* _Texte à lire_:
^^^^

C’est cette vision du continent que reçoit, dans son enfance, Wanuri Kahiu de sa mère pédiatre qui lui dépeignait le continent à travers ses contes. Ces derniers ont-ils inspiré la jeune réalisatrice des années plus tard, lorsqu’elle écrit les histoires pour enfant « Le chameau en bois » et « Rusties » ? Pourtant, loin des livres et des caméras, c’est un diplôme de gestion de l’université de Warwick, en Angleterre, qu’obtiendra, en 2001, Wanuri Kahiu. A ce moment, on se dit que la jeune fille, née à Nairobi en 1980, va être influencée par la fibre paternelle, son géniteur étant un homme d’affaires. Pourtant, c’est le cinéma, son premier amour, que choisira la Kényane.

Pourtant, loin des livres et des caméras, c’est un diplôme de gestion de l’université de Warwick, en Angleterre, qu’obtiendra, en 2001, Wanuri Kahiu.

Alors qu’elle avait 16 ans, Wanuri Kahiu était partie pour Los Angeles, apprendre les rouages du cinéma sur des tournages hollywoodiens. Deux ans après son diplôme obtenu à l’université de Warwick, elle retourne au 7e art et obtient un master en direction de cinéma et télévision de l'Université de Californie, à seulement 23 ans. Elle réalise son premier film « From a Whisper », cinq années plus tard. Elle y raconte l'histoire d'une jeune fille qui perd sa mère dans l'attentat terroriste ayant touché l'ambassade des États-Unis à Nairobi en août 1998. Le succès est immédiat. Le film remporte cinq prix, notamment ceux du meilleur réalisateur et du meilleur film, lors des Africa Movie Academy Awards organisés en 2009 au Nigeria. Un an plus tard, elle réalise Pumzi, qui aurait dû lui valoir la médiatisation dont elle fait aujourd’hui l’objet.

^^^^

[Données de position des éléments]
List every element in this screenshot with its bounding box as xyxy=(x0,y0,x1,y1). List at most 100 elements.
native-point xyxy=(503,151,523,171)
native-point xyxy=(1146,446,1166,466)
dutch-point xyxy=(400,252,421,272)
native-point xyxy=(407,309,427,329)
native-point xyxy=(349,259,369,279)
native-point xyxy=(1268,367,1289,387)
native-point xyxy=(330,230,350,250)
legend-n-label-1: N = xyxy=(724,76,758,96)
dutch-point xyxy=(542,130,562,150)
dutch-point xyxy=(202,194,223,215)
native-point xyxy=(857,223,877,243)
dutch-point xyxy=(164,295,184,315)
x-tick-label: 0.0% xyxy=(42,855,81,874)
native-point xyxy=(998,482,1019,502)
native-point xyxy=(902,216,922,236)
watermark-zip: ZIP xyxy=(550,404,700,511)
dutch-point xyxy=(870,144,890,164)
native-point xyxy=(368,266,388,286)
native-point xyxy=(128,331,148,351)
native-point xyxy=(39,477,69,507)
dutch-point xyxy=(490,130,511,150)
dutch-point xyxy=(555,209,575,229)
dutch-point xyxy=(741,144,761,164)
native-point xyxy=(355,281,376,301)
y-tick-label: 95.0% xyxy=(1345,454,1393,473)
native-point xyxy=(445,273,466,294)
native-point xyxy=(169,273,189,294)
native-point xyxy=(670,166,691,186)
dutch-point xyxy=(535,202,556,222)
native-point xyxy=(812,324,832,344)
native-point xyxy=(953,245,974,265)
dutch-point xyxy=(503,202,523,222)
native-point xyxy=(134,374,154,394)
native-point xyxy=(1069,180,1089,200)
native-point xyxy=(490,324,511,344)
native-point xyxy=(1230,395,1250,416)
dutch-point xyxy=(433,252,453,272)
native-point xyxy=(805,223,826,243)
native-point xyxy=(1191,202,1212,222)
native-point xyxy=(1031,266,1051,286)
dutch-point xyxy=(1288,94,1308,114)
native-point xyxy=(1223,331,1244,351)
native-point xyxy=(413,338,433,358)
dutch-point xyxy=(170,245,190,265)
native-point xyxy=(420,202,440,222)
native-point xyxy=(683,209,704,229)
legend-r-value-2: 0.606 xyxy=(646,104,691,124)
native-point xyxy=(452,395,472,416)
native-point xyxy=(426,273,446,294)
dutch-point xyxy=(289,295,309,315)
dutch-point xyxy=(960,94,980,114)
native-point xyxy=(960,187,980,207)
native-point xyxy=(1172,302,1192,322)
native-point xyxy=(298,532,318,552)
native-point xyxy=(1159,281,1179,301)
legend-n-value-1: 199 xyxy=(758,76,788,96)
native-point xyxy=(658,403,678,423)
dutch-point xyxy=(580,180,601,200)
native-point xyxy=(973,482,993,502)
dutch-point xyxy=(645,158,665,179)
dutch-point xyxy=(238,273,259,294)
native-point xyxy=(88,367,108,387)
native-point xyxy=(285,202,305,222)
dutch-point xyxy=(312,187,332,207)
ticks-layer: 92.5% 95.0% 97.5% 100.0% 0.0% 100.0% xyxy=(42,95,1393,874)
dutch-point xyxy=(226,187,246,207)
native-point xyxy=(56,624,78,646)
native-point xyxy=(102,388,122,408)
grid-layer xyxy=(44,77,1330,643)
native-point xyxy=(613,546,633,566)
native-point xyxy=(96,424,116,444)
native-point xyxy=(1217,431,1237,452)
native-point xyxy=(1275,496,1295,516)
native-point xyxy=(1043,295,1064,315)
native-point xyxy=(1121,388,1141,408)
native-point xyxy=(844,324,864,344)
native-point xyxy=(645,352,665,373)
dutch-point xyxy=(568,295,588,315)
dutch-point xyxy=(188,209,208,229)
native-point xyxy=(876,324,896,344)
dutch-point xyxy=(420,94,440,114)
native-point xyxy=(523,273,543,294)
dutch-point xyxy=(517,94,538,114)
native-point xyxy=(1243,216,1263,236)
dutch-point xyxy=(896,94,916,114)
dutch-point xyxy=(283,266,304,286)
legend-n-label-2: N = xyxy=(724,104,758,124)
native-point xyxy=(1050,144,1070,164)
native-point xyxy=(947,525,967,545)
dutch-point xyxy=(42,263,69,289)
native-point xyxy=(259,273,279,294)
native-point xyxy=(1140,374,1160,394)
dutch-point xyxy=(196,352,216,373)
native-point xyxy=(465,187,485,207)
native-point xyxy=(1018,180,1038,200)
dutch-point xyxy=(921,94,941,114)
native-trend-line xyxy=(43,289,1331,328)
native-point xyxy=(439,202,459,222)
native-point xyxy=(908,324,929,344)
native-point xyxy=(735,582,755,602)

^^^^

* _Exercices proposés_:
1) Reformulez sous forme de liste le paragraphe du texte sur Wanuri Kahiu qui commence par « Alors qu’elle avait 16 ans », en conservant ses faits essentiels.
2) D’après le texte sur Wanuri Kahiu, quelle profession exerçait sa mère ?
3) Reprenez le texte consacré à Wanuri Kahiu là où il s’arrête et poursuivez-le.
Les lignes n'interviennent en rien dans ce travail.

* _Réponses attendues_:
1)
- À 16 ans, Wanuri Kahiu part pour Los Angeles apprendre les rouages du cinéma sur des tournages hollywoodiens.
- Deux ans après son diplôme de l’université de Warwick, elle revient au cinéma et obtient, à 23 ans, un master en direction de cinéma et télévision de l'Université de Californie.
- Cinq ans plus tard, elle réalise son premier film, « From a Whisper ». Il raconte l'histoire d'une jeune fille qui perd sa mère dans l'attentat contre l'ambassade des États-Unis à Nairobi en août 1998.
- Le film connaît un succès immédiat. Il remporte cinq prix aux Africa Movie Academy Awards de 2009 au Nigeria, dont ceux du meilleur réalisateur et du meilleur film.
- Un an plus tard, elle réalise Pumzi, qui aurait dû lui valoir la médiatisation dont elle fait aujourd’hui l’objet.

2) Sa mère était pédiatre.

3)
 

Un succès tardif ?

Peut-on parler de succès tardif pour une réalisatrice de 38 ans qui n’a réalisé que 6 films. Cela aurait pu sembler impensable…s’il n’y avait Pumzi. Le film sort un an après « From The Whisper ».

Pumzi

Il raconte, dans un court-métrage de science-fiction, un monde post-apocalyptique. Il dépeint l'histoire d’Asha, une jeune botaniste vivant au sein d’une communauté recluse, après la troisième guerre mondiale (la guerre de l'eau). Ses membres consomment des suppresseurs de rêves pour tuer toute envie de quitter la communauté, qui serait le seul vestige de la vie sur la planète. Pourtant, un jour, Asha, reçoit de la terre, venue de l’extérieur, dans un mystérieux paquet. Elle y plante une graine, qui germera. Elle décide, contre l’avis des autorités de sa communauté, d’enquêter sur la vie hors des barricades. Ce film sera projeté, en 2010, au festival du film de Sundance, où se retrouve la crème mondiale du cinéma indépendant. Il faut dire qu’il est assez représentatif de la singularité de sa réalisatrice.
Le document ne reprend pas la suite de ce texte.